*SET PROBLEM*: Check each line for the string "食品卫生微生物检验" and give only the count of lines that have it.

*RECORDS FOR THE EXERCISE*:
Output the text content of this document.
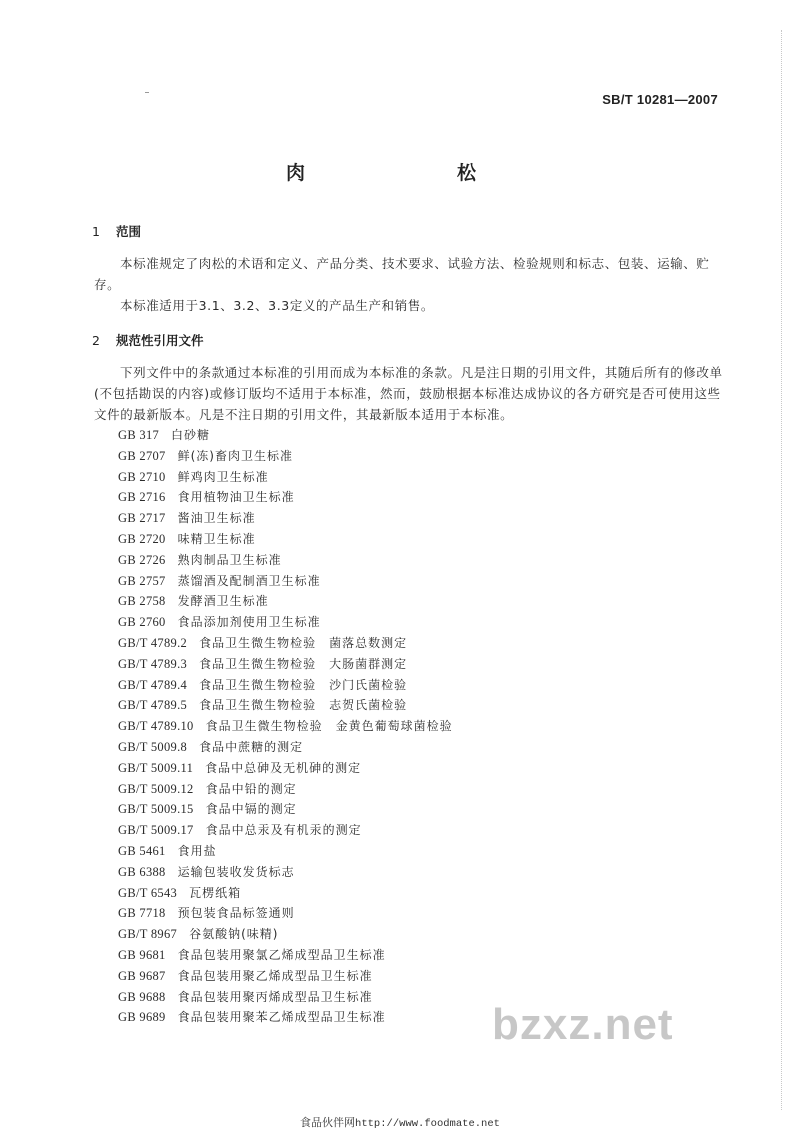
SB/T 10281—2007
肉　　松
1 范围
本标准规定了肉松的术语和定义、产品分类、技术要求、试验方法、检验规则和标志、包装、运输、贮存。
本标准适用于3.1、3.2、3.3定义的产品生产和销售。
2 规范性引用文件
下列文件中的条款通过本标准的引用而成为本标准的条款。凡是注日期的引用文件，其随后所有的修改单(不包括勘误的内容)或修订版均不适用于本标准，然而，鼓励根据本标准达成协议的各方研究是否可使用这些文件的最新版本。凡是不注日期的引用文件，其最新版本适用于本标准。
GB 317 白砂糖
GB 2707 鲜(冻)畜肉卫生标准
GB 2710 鲜鸡肉卫生标准
GB 2716 食用植物油卫生标准
GB 2717 酱油卫生标准
GB 2720 味精卫生标准
GB 2726 熟肉制品卫生标准
GB 2757 蒸馏酒及配制酒卫生标准
GB 2758 发酵酒卫生标准
GB 2760 食品添加剂使用卫生标准
GB/T 4789.2 食品卫生微生物检验　菌落总数测定
GB/T 4789.3 食品卫生微生物检验　大肠菌群测定
GB/T 4789.4 食品卫生微生物检验　沙门氏菌检验
GB/T 4789.5 食品卫生微生物检验　志贺氏菌检验
GB/T 4789.10 食品卫生微生物检验　金黄色葡萄球菌检验
GB/T 5009.8 食品中蔗糖的测定
GB/T 5009.11 食品中总砷及无机砷的测定
GB/T 5009.12 食品中铅的测定
GB/T 5009.15 食品中镉的测定
GB/T 5009.17 食品中总汞及有机汞的测定
GB 5461 食用盐
GB 6388 运输包装收发货标志
GB/T 6543 瓦楞纸箱
GB 7718 预包装食品标签通则
GB/T 8967 谷氨酸钠(味精)
GB 9681 食品包装用聚氯乙烯成型品卫生标准
GB 9687 食品包装用聚乙烯成型品卫生标准
GB 9688 食品包装用聚丙烯成型品卫生标准
GB 9689 食品包装用聚苯乙烯成型品卫生标准	bzxz.net
食品伙伴网http://www.foodmate.net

*EXERCISE ANSWER*: 5